● **Dataset items**:
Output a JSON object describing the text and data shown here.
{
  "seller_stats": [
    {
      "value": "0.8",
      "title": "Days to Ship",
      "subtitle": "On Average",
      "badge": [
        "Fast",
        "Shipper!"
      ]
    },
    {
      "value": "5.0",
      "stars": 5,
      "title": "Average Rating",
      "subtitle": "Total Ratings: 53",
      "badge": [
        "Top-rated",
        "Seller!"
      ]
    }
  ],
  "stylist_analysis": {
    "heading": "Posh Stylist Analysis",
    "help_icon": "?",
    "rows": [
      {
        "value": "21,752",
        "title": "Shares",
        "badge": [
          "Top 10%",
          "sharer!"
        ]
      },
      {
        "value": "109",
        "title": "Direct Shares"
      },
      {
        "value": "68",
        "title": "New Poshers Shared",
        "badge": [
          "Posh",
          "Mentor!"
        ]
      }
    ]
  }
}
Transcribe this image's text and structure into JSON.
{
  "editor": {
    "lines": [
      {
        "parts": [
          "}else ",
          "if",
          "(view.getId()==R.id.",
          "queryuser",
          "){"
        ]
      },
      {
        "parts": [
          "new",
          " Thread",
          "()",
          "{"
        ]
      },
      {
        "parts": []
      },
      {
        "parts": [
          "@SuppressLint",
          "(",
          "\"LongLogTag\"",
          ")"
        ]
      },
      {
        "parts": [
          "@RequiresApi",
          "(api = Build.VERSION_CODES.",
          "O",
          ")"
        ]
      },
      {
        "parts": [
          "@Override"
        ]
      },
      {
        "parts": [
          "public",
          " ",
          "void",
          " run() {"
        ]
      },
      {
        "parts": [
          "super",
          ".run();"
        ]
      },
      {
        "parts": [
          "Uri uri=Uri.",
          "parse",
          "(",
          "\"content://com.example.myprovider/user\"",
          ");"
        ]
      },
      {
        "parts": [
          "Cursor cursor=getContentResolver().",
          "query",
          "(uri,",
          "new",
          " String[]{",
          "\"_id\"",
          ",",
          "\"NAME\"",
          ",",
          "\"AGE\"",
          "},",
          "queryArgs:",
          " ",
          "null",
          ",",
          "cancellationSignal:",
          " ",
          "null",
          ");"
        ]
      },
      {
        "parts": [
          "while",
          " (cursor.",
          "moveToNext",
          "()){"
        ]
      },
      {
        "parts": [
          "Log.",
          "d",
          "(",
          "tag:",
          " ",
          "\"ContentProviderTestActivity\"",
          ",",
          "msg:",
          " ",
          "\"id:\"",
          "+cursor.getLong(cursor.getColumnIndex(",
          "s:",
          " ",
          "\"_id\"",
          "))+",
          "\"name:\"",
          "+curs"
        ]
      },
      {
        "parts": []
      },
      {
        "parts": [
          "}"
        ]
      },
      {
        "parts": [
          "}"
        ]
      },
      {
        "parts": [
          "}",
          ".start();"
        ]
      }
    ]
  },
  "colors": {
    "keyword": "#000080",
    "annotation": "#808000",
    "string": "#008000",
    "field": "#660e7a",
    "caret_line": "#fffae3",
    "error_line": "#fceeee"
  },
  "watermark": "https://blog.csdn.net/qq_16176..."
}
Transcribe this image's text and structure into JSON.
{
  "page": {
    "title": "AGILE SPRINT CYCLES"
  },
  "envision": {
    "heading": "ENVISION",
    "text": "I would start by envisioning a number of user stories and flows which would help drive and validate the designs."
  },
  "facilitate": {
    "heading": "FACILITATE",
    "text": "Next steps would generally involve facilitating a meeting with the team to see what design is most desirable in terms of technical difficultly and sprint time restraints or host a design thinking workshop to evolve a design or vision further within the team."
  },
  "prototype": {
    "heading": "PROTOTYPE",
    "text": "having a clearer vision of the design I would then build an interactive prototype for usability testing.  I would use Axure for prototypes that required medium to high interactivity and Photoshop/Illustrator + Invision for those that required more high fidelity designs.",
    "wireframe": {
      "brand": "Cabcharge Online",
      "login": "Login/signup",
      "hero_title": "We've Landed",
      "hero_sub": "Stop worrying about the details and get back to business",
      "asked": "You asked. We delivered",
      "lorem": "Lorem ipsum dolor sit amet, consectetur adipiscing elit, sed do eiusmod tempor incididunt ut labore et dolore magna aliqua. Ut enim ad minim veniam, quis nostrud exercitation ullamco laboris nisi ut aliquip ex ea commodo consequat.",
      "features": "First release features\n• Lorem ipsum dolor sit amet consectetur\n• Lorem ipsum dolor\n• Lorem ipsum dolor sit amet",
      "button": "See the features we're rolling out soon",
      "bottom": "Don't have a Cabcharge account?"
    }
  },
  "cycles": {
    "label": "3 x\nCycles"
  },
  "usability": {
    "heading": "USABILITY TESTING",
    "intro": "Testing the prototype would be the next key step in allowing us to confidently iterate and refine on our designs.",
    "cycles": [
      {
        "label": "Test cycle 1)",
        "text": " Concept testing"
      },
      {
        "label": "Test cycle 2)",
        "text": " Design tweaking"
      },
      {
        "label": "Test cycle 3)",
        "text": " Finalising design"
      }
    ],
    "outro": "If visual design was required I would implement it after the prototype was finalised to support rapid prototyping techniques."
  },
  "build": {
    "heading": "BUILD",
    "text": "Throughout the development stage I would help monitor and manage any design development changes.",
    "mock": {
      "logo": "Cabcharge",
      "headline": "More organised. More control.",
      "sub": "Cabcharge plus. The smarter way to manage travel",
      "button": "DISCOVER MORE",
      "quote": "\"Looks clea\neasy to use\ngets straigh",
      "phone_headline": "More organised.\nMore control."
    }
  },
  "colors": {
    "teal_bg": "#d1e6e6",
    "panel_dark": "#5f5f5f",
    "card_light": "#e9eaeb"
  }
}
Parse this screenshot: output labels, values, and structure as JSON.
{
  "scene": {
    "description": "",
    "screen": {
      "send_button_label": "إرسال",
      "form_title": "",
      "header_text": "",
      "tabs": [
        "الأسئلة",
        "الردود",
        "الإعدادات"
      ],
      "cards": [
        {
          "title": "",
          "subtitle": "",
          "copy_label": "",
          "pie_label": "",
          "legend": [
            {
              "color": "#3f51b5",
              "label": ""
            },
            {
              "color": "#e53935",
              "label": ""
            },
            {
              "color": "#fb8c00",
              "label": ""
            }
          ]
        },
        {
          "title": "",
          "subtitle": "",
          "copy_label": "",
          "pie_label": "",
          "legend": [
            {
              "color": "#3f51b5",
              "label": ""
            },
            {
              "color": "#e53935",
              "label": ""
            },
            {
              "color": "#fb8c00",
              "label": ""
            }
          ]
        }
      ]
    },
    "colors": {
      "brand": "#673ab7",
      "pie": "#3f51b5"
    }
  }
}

● **Given exercise**: Extract each line of the listing above, copying it word for word.

● **The solution**:
Output a JSON object describing the text and data shown here.
{
  "seller_stats": [
    {
      "value": "0.8",
      "title": "Days to Ship",
      "subtitle": "On Average",
      "badge": [
        "Fast",
        "Shipper!"
      ]
    },
    {
      "value": "5.0",
      "stars": 5,
      "title": "Average Rating",
      "subtitle": "Total Ratings: 53",
      "badge": [
        "Top-rated",
        "Seller!"
      ]
    }
  ],
  "stylist_analysis": {
    "heading": "Posh Stylist Analysis",
    "help_icon": "?",
    "rows": [
      {
        "value": "21,752",
        "title": "Shares",
        "badge": [
          "Top 10%",
          "sharer!"
        ]
      },
      {
        "value": "109",
        "title": "Direct Shares"
      },
      {
        "value": "68",
        "title": "New Poshers Shared",
        "badge": [
          "Posh",
          "Mentor!"
        ]
      }
    ]
  }
}
Transcribe this image's text and structure into JSON.
{
  "editor": {
    "lines": [
      {
        "parts": [
          "}else ",
          "if",
          "(view.getId()==R.id.",
          "queryuser",
          "){"
        ]
      },
      {
        "parts": [
          "new",
          " Thread",
          "()",
          "{"
        ]
      },
      {
        "parts": []
      },
      {
        "parts": [
          "@SuppressLint",
          "(",
          "\"LongLogTag\"",
          ")"
        ]
      },
      {
        "parts": [
          "@RequiresApi",
          "(api = Build.VERSION_CODES.",
          "O",
          ")"
        ]
      },
      {
        "parts": [
          "@Override"
        ]
      },
      {
        "parts": [
          "public",
          " ",
          "void",
          " run() {"
        ]
      },
      {
        "parts": [
          "super",
          ".run();"
        ]
      },
      {
        "parts": [
          "Uri uri=Uri.",
          "parse",
          "(",
          "\"content://com.example.myprovider/user\"",
          ");"
        ]
      },
      {
        "parts": [
          "Cursor cursor=getContentResolver().",
          "query",
          "(uri,",
          "new",
          " String[]{",
          "\"_id\"",
          ",",
          "\"NAME\"",
          ",",
          "\"AGE\"",
          "},",
          "queryArgs:",
          " ",
          "null",
          ",",
          "cancellationSignal:",
          " ",
          "null",
          ");"
        ]
      },
      {
        "parts": [
          "while",
          " (cursor.",
          "moveToNext",
          "()){"
        ]
      },
      {
        "parts": [
          "Log.",
          "d",
          "(",
          "tag:",
          " ",
          "\"ContentProviderTestActivity\"",
          ",",
          "msg:",
          " ",
          "\"id:\"",
          "+cursor.getLong(cursor.getColumnIndex(",
          "s:",
          " ",
          "\"_id\"",
          "))+",
          "\"name:\"",
          "+curs"
        ]
      },
      {
        "parts": []
      },
      {
        "parts": [
          "}"
        ]
      },
      {
        "parts": [
          "}"
        ]
      },
      {
        "parts": [
          "}",
          ".start();"
        ]
      }
    ]
  },
  "colors": {
    "keyword": "#000080",
    "annotation": "#808000",
    "string": "#008000",
    "field": "#660e7a",
    "caret_line": "#fffae3",
    "error_line": "#fceeee"
  },
  "watermark": "https://blog.csdn.net/qq_16176..."
}
Transcribe this image's text and structure into JSON.
{
  "page": {
    "title": "AGILE SPRINT CYCLES"
  },
  "envision": {
    "heading": "ENVISION",
    "text": "I would start by envisioning a number of user stories and flows which would help drive and validate the designs."
  },
  "facilitate": {
    "heading": "FACILITATE",
    "text": "Next steps would generally involve facilitating a meeting with the team to see what design is most desirable in terms of technical difficultly and sprint time restraints or host a design thinking workshop to evolve a design or vision further within the team."
  },
  "prototype": {
    "heading": "PROTOTYPE",
    "text": "having a clearer vision of the design I would then build an interactive prototype for usability testing.  I would use Axure for prototypes that required medium to high interactivity and Photoshop/Illustrator + Invision for those that required more high fidelity designs.",
    "wireframe": {
      "brand": "Cabcharge Online",
      "login": "Login/signup",
      "hero_title": "We've Landed",
      "hero_sub": "Stop worrying about the details and get back to business",
      "asked": "You asked. We delivered",
      "lorem": "Lorem ipsum dolor sit amet, consectetur adipiscing elit, sed do eiusmod tempor incididunt ut labore et dolore magna aliqua. Ut enim ad minim veniam, quis nostrud exercitation ullamco laboris nisi ut aliquip ex ea commodo consequat.",
      "features": "First release features\n• Lorem ipsum dolor sit amet consectetur\n• Lorem ipsum dolor\n• Lorem ipsum dolor sit amet",
      "button": "See the features we're rolling out soon",
      "bottom": "Don't have a Cabcharge account?"
    }
  },
  "cycles": {
    "label": "3 x\nCycles"
  },
  "usability": {
    "heading": "USABILITY TESTING",
    "intro": "Testing the prototype would be the next key step in allowing us to confidently iterate and refine on our designs.",
    "cycles": [
      {
        "label": "Test cycle 1)",
        "text": " Concept testing"
      },
      {
        "label": "Test cycle 2)",
        "text": " Design tweaking"
      },
      {
        "label": "Test cycle 3)",
        "text": " Finalising design"
      }
    ],
    "outro": "If visual design was required I would implement it after the prototype was finalised to support rapid prototyping techniques."
  },
  "build": {
    "heading": "BUILD",
    "text": "Throughout the development stage I would help monitor and manage any design development changes.",
    "mock": {
      "logo": "Cabcharge",
      "headline": "More organised. More control.",
      "sub": "Cabcharge plus. The smarter way to manage travel",
      "button": "DISCOVER MORE",
      "quote": "\"Looks clea\neasy to use\ngets straigh",
      "phone_headline": "More organised.\nMore control."
    }
  },
  "colors": {
    "teal_bg": "#d1e6e6",
    "panel_dark": "#5f5f5f",
    "card_light": "#e9eaeb"
  }
}
Parse this screenshot: output labels, values, and structure as JSON.
{
  "scene": {
    "description": "",
    "screen": {
      "send_button_label": "إرسال",
      "form_title": "",
      "header_text": "",
      "tabs": [
        "الأسئلة",
        "الردود",
        "الإعدادات"
      ],
      "cards": [
        {
          "title": "",
          "subtitle": "",
          "copy_label": "",
          "pie_label": "",
          "legend": [
            {
              "color": "#3f51b5",
              "label": ""
            },
            {
              "color": "#e53935",
              "label": ""
            },
            {
              "color": "#fb8c00",
              "label": ""
            }
          ]
        },
        {
          "title": "",
          "subtitle": "",
          "copy_label": "",
          "pie_label": "",
          "legend": [
            {
              "color": "#3f51b5",
              "label": ""
            },
            {
              "color": "#e53935",
              "label": ""
            },
            {
              "color": "#fb8c00",
              "label": ""
            }
          ]
        }
      ]
    },
    "colors": {
      "brand": "#673ab7",
      "pie": "#3f51b5"
    }
  }
}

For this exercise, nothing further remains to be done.